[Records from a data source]

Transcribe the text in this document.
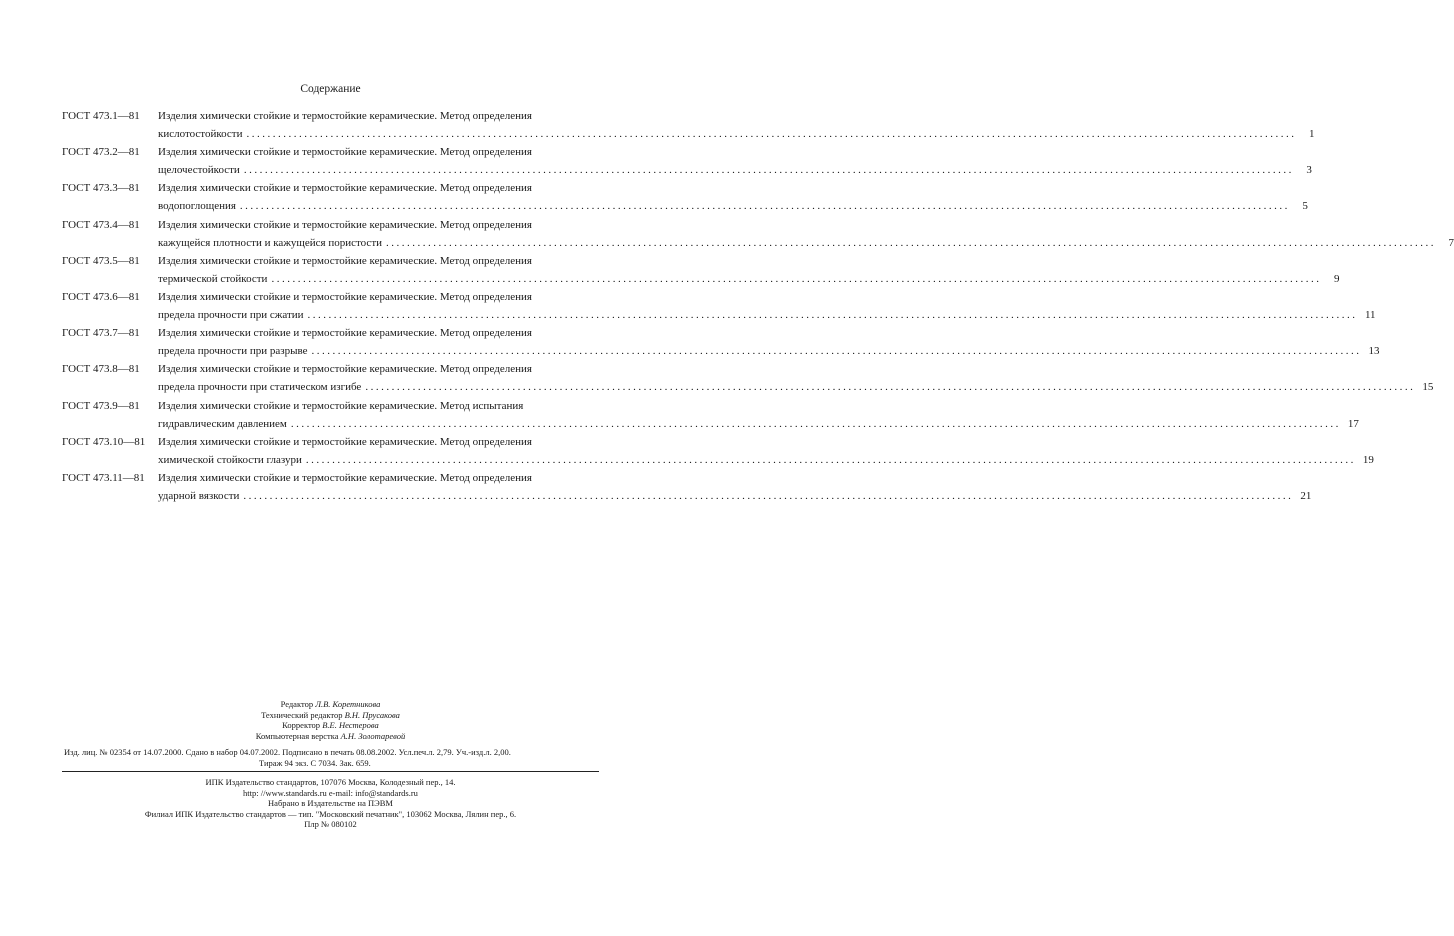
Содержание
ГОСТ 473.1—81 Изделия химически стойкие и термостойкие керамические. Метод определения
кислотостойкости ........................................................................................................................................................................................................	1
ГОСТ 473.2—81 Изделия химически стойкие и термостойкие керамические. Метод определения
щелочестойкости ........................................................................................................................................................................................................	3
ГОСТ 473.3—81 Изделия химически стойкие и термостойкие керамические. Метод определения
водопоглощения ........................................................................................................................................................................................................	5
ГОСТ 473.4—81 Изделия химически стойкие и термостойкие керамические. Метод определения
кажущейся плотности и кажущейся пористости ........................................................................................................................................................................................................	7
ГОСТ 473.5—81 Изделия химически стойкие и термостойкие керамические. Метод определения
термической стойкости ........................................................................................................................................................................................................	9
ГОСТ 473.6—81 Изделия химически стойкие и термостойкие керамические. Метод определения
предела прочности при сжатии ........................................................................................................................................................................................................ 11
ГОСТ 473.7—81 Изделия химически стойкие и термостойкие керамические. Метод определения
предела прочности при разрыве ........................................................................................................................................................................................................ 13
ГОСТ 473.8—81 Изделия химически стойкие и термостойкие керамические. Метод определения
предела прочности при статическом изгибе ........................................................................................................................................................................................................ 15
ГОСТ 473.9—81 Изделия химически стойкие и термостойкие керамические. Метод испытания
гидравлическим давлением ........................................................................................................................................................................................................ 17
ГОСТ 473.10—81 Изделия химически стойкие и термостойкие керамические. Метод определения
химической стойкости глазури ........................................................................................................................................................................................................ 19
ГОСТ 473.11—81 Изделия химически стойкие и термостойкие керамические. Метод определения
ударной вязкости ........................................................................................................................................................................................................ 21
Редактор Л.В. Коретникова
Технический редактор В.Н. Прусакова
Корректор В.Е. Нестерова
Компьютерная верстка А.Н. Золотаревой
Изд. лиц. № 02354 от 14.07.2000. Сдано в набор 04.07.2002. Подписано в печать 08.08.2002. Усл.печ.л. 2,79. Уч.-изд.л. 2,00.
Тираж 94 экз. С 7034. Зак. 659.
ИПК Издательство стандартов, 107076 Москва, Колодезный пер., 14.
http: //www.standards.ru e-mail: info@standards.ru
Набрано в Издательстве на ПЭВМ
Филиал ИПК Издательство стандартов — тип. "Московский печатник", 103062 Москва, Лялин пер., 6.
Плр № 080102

→ Exercise instructions:
Copy every line in the listing above where the string "стандартов" turns up.

→ The reply:
ИПК Издательство стандартов, 107076 Москва, Колодезный пер., 14.
Филиал ИПК Издательство стандартов — тип. "Московский печатник", 103062 Москва, Лялин пер., 6.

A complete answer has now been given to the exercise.